• To do:
Extract every line from the records below that contains the word "Read".

• Listing:
● ● ● ●
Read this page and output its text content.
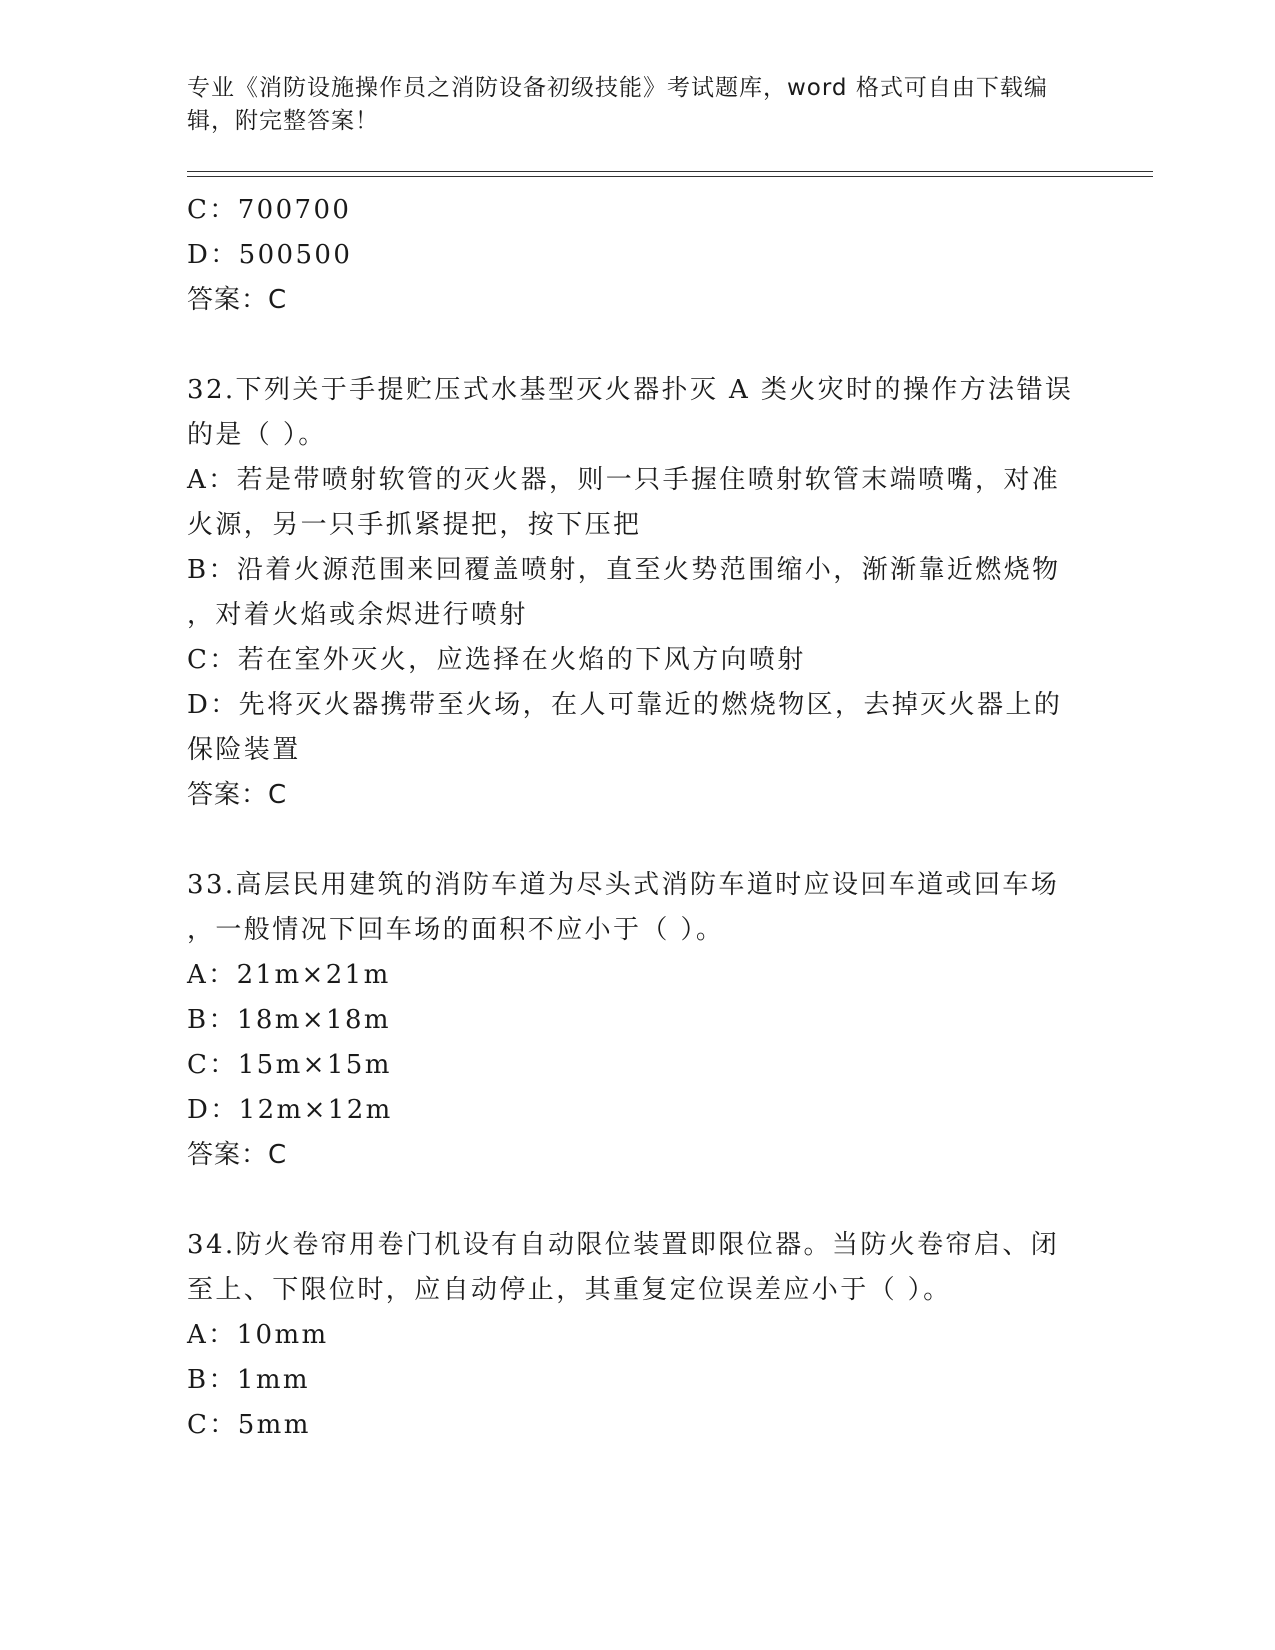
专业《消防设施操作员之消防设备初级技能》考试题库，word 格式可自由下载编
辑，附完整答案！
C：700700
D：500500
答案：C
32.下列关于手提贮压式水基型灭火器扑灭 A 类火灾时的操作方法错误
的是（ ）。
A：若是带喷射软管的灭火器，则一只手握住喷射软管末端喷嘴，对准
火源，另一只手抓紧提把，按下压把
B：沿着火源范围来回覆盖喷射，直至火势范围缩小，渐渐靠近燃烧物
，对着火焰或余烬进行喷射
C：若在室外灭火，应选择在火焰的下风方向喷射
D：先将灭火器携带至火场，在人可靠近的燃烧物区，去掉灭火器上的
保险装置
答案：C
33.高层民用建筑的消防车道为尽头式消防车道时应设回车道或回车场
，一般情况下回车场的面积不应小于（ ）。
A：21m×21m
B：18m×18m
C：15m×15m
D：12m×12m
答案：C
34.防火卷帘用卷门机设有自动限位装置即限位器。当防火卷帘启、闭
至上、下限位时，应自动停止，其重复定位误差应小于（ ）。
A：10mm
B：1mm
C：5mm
● ● ● ●
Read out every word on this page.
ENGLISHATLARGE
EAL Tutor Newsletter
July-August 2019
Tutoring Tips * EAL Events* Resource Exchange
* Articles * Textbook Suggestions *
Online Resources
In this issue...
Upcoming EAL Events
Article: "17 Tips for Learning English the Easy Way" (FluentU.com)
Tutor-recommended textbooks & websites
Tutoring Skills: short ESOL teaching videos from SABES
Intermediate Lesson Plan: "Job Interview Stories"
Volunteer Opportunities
● ● ● ●
• Complete response:
Read this page and output its text content.
Read out every word on this page.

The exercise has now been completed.